Records follow. Copy every line with "организатором".

(Records from a data source)
- - -

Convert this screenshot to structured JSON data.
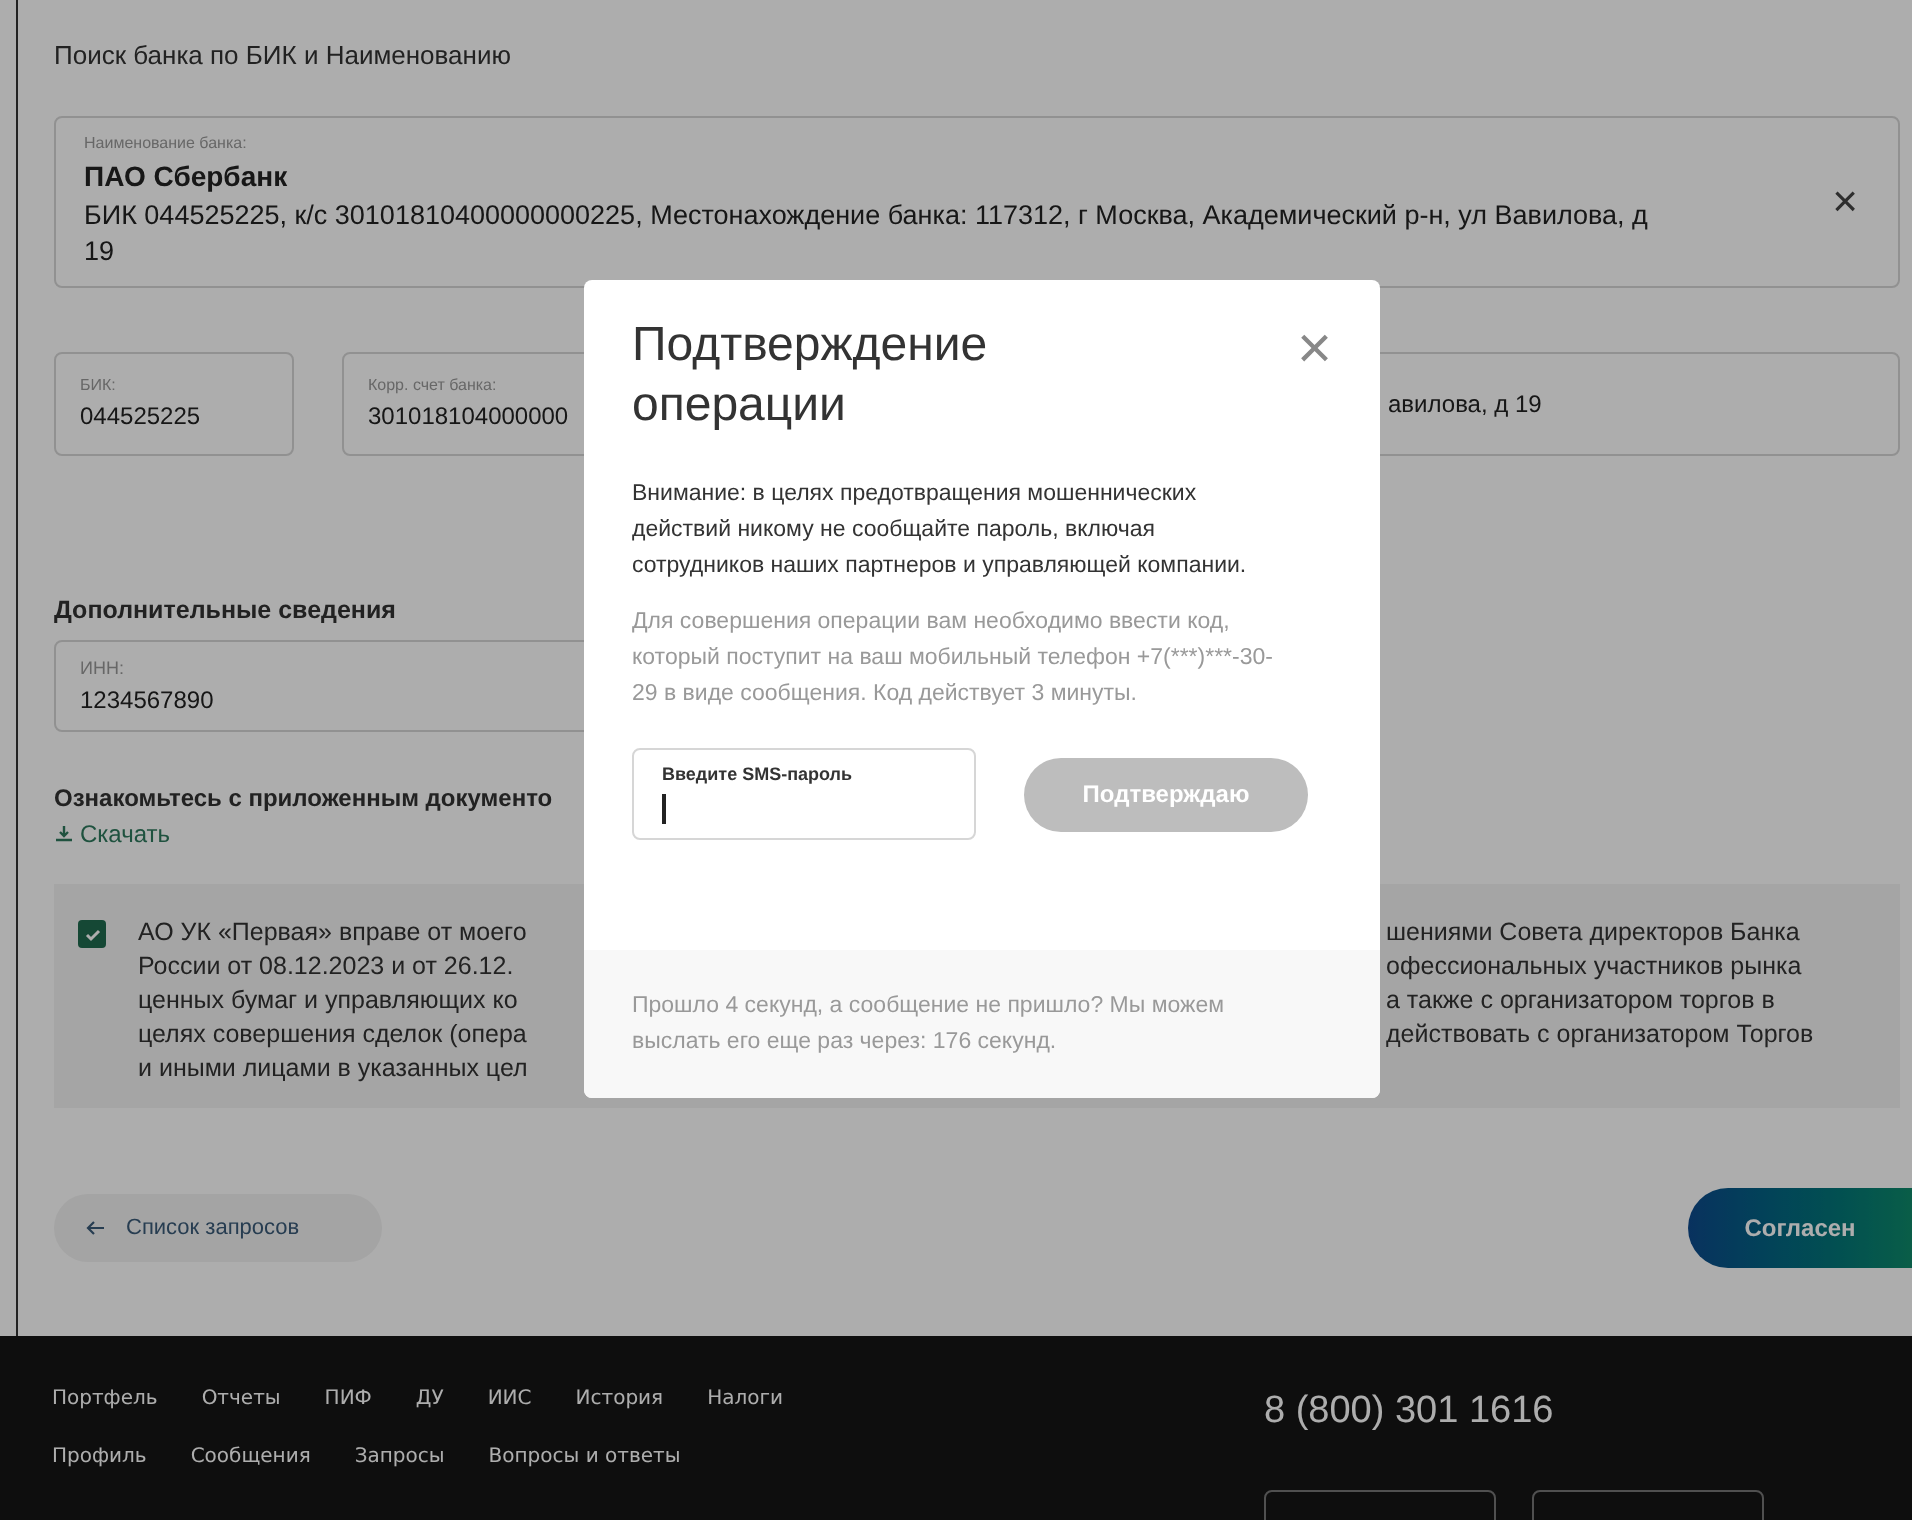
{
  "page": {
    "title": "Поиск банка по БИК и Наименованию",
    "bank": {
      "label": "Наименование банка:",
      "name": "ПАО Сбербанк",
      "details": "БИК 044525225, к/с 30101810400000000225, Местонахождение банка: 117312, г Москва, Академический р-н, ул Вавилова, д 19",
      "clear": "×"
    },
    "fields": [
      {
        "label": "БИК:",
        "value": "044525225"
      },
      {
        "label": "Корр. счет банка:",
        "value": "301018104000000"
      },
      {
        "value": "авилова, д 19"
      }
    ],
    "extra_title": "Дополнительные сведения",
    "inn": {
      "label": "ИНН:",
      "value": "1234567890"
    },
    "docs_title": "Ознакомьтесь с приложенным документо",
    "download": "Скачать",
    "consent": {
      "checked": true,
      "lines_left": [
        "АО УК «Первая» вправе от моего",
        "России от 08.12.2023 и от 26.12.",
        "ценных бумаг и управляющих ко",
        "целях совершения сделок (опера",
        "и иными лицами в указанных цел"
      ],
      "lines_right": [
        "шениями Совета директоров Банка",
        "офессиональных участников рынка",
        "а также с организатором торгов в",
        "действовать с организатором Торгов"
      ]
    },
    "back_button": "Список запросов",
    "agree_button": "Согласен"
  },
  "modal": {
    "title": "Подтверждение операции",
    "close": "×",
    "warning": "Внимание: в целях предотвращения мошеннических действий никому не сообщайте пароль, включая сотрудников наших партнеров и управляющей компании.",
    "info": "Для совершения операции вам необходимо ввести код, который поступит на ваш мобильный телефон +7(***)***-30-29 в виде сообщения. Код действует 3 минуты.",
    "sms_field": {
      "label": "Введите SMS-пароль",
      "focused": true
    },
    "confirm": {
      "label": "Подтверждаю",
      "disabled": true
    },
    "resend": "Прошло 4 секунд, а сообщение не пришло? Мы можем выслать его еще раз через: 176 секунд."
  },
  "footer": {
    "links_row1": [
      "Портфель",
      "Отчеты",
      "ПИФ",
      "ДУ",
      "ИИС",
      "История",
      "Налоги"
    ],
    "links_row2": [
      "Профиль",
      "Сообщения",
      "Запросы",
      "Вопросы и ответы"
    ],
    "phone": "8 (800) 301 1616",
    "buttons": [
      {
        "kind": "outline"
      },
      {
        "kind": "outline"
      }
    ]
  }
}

- - -

Exercise answer:
        "а также с организатором торгов в",
        "действовать с организатором Торгов"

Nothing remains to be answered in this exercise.